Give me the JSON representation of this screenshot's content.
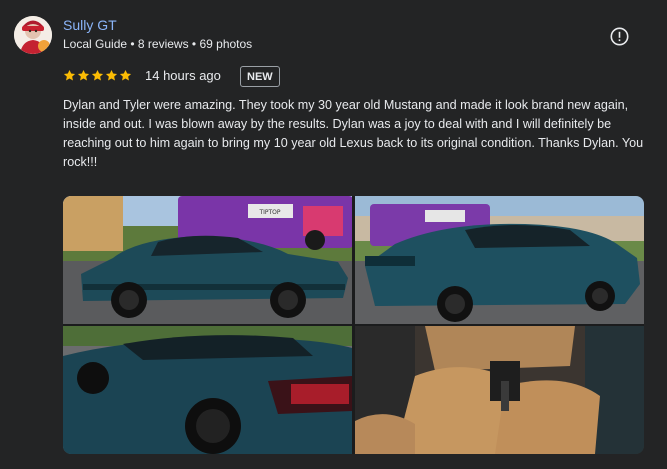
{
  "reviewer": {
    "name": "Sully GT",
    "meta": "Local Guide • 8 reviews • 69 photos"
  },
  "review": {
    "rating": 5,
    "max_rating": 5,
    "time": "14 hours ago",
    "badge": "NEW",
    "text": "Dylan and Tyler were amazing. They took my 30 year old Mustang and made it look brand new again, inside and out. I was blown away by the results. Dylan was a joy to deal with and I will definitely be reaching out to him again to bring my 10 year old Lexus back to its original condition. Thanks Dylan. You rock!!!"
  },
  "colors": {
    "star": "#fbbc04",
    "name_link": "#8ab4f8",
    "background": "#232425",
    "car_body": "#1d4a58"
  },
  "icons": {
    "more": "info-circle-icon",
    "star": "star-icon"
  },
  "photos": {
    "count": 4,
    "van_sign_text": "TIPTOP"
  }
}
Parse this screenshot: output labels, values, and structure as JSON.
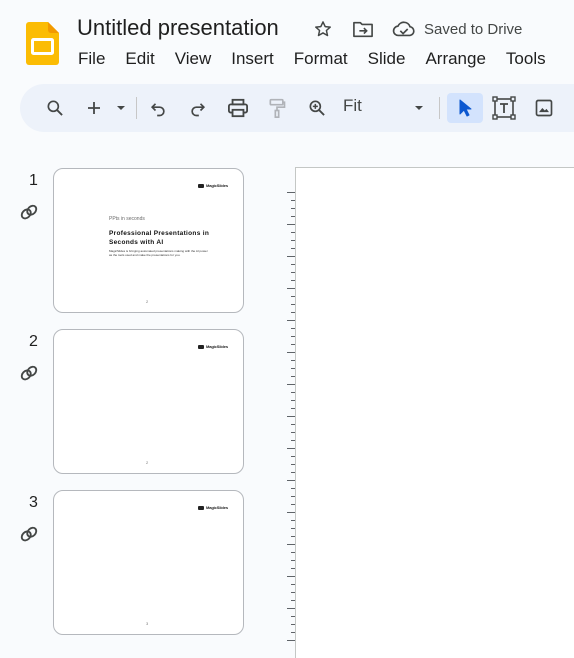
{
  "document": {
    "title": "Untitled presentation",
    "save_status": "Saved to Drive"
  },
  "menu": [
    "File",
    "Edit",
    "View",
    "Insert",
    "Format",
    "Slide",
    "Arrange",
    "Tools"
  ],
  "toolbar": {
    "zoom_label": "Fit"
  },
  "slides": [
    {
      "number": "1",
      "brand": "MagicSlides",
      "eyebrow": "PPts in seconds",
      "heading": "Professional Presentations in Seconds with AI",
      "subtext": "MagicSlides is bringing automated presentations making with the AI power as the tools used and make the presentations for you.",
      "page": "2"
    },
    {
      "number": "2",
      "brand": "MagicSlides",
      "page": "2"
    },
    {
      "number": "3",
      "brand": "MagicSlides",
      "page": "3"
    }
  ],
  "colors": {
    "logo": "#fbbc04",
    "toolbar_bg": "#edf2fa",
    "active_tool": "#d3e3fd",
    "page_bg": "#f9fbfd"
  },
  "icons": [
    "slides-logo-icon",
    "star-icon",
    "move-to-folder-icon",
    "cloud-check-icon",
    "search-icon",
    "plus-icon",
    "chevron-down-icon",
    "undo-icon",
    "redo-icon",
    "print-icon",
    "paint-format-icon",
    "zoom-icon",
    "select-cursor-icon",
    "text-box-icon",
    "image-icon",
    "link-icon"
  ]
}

## Challenge
All lines from the one containing "Parse this screenshot: output" through the end of the data are to be written out exactly, with nothing added; skip the pictures.

## Written response
Parse this screenshot: output labels, values, and structure as JSON.
{
  "document": {
    "title": "Untitled presentation",
    "save_status": "Saved to Drive"
  },
  "menu": [
    "File",
    "Edit",
    "View",
    "Insert",
    "Format",
    "Slide",
    "Arrange",
    "Tools"
  ],
  "toolbar": {
    "zoom_label": "Fit"
  },
  "slides": [
    {
      "number": "1",
      "brand": "MagicSlides",
      "eyebrow": "PPts in seconds",
      "heading": "Professional Presentations in Seconds with AI",
      "subtext": "MagicSlides is bringing automated presentations making with the AI power as the tools used and make the presentations for you.",
      "page": "2"
    },
    {
      "number": "2",
      "brand": "MagicSlides",
      "page": "2"
    },
    {
      "number": "3",
      "brand": "MagicSlides",
      "page": "3"
    }
  ],
  "colors": {
    "logo": "#fbbc04",
    "toolbar_bg": "#edf2fa",
    "active_tool": "#d3e3fd",
    "page_bg": "#f9fbfd"
  },
  "icons": [
    "slides-logo-icon",
    "star-icon",
    "move-to-folder-icon",
    "cloud-check-icon",
    "search-icon",
    "plus-icon",
    "chevron-down-icon",
    "undo-icon",
    "redo-icon",
    "print-icon",
    "paint-format-icon",
    "zoom-icon",
    "select-cursor-icon",
    "text-box-icon",
    "image-icon",
    "link-icon"
  ]
}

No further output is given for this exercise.